Your instructions> Write out each line in which the string "Output" is present.

--- Start Data shown ---

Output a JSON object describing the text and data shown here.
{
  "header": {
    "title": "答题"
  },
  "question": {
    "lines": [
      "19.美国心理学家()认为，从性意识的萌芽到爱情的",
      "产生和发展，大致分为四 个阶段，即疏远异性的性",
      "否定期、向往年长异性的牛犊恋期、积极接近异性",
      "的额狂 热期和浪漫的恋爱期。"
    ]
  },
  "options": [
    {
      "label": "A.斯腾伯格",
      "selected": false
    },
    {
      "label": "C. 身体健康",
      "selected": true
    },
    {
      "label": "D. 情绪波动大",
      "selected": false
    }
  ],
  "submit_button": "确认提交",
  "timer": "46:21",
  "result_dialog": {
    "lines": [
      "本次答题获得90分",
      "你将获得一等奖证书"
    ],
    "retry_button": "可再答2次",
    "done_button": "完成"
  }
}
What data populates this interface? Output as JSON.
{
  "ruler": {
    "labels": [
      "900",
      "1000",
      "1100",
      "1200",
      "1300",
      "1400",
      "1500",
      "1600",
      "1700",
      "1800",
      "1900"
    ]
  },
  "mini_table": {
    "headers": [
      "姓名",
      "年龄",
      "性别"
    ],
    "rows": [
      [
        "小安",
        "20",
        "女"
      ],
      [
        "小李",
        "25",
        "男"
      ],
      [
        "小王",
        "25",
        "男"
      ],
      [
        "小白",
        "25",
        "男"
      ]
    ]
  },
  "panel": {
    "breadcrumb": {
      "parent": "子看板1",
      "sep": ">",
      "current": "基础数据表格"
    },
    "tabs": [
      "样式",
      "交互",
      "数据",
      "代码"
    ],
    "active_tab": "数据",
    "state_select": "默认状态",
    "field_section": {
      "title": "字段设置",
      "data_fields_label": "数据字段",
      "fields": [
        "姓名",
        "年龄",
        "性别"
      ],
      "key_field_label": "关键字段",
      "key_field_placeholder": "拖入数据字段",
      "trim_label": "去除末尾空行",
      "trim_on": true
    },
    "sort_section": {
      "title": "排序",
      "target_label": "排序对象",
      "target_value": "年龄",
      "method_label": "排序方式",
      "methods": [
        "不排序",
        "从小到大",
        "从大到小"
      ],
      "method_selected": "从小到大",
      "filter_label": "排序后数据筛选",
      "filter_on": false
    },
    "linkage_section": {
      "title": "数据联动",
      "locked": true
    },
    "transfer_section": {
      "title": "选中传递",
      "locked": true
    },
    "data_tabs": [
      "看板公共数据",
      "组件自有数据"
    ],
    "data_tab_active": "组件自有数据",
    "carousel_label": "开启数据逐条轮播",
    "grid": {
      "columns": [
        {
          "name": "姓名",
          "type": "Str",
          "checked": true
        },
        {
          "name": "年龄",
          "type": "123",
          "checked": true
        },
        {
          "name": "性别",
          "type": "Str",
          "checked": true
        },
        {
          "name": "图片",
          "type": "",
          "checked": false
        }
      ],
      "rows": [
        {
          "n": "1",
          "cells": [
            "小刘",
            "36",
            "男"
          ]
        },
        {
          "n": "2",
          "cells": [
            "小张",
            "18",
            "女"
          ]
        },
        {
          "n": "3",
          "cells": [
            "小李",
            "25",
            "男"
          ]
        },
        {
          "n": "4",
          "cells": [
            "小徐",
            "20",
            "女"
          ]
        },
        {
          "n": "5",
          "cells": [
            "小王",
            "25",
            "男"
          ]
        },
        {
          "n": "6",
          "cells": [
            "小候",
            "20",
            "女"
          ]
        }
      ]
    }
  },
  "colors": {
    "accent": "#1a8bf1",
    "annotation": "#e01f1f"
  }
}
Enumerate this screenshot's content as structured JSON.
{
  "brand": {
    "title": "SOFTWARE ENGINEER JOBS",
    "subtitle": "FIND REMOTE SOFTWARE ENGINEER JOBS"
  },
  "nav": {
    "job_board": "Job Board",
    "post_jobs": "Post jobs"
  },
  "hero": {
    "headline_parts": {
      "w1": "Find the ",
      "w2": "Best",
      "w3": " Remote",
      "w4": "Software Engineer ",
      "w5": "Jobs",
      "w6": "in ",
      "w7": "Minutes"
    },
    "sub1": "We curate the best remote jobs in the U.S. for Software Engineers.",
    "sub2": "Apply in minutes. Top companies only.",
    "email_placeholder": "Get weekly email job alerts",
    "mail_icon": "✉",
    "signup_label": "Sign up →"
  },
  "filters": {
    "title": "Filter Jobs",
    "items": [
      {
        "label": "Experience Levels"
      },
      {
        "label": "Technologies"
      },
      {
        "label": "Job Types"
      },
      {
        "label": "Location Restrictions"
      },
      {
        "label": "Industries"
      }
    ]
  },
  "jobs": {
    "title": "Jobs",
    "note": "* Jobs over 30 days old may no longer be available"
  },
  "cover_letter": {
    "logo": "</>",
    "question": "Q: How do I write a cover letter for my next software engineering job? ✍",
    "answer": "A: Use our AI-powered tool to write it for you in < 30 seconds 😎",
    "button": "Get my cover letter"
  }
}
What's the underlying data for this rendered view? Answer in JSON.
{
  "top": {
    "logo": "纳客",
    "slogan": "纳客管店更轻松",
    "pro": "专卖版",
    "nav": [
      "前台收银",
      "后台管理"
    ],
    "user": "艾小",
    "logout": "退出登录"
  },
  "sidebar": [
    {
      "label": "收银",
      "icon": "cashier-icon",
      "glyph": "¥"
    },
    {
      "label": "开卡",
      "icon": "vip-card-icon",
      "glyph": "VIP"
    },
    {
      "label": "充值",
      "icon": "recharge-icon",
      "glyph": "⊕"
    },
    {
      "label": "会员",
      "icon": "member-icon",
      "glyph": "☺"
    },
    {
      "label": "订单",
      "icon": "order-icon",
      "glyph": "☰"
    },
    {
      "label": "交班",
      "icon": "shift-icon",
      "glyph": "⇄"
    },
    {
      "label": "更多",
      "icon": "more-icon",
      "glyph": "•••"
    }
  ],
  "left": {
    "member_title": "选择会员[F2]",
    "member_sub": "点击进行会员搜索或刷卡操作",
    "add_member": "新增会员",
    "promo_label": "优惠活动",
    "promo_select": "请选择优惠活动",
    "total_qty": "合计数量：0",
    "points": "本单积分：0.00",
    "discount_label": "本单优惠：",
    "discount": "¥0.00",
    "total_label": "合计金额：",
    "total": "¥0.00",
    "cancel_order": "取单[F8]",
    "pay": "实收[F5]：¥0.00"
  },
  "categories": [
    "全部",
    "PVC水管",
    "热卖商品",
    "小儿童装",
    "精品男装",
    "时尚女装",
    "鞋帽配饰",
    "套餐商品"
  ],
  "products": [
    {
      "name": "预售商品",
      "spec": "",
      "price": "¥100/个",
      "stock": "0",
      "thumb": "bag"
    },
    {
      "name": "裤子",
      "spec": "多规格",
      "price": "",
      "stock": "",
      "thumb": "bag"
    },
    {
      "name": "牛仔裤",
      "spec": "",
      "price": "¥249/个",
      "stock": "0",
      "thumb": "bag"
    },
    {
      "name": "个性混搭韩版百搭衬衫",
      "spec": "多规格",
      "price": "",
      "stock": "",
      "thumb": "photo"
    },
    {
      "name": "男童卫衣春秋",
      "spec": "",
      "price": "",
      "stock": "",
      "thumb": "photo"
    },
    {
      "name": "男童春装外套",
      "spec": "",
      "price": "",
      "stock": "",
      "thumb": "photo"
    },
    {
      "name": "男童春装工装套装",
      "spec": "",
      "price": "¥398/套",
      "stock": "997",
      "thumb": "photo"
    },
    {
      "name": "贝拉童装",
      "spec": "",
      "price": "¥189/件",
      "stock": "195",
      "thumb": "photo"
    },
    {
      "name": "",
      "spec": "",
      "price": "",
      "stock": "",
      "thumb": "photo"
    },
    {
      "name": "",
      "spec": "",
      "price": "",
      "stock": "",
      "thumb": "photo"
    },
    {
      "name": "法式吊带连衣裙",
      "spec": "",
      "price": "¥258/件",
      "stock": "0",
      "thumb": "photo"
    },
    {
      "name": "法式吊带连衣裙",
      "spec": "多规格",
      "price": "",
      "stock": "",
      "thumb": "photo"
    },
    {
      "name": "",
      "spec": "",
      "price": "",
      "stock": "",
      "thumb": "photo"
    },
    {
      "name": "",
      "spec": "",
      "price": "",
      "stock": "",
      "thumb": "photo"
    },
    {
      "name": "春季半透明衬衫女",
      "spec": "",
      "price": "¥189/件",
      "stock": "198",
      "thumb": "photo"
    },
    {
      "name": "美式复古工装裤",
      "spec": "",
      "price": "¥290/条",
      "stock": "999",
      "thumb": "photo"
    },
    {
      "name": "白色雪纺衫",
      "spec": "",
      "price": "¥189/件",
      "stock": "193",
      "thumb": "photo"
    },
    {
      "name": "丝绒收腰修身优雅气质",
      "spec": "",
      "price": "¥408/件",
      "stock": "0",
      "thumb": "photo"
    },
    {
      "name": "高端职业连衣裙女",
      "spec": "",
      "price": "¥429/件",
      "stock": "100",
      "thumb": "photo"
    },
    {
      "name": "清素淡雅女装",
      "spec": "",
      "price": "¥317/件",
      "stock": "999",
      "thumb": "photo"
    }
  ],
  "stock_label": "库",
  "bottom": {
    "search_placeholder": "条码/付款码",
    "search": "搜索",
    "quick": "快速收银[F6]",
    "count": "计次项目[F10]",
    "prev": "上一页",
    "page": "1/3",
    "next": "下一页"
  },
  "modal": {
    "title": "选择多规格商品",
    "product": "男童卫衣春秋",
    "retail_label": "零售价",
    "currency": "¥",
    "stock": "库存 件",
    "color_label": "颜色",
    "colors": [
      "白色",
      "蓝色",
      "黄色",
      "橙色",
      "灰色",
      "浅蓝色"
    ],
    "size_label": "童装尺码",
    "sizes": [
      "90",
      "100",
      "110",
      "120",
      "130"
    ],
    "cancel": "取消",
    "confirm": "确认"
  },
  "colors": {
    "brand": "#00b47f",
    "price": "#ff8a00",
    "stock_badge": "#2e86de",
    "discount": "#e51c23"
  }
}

--- End Data shown ---

Result for this task>
Output a JSON object describing the text and data shown here.
What data populates this interface? Output as JSON.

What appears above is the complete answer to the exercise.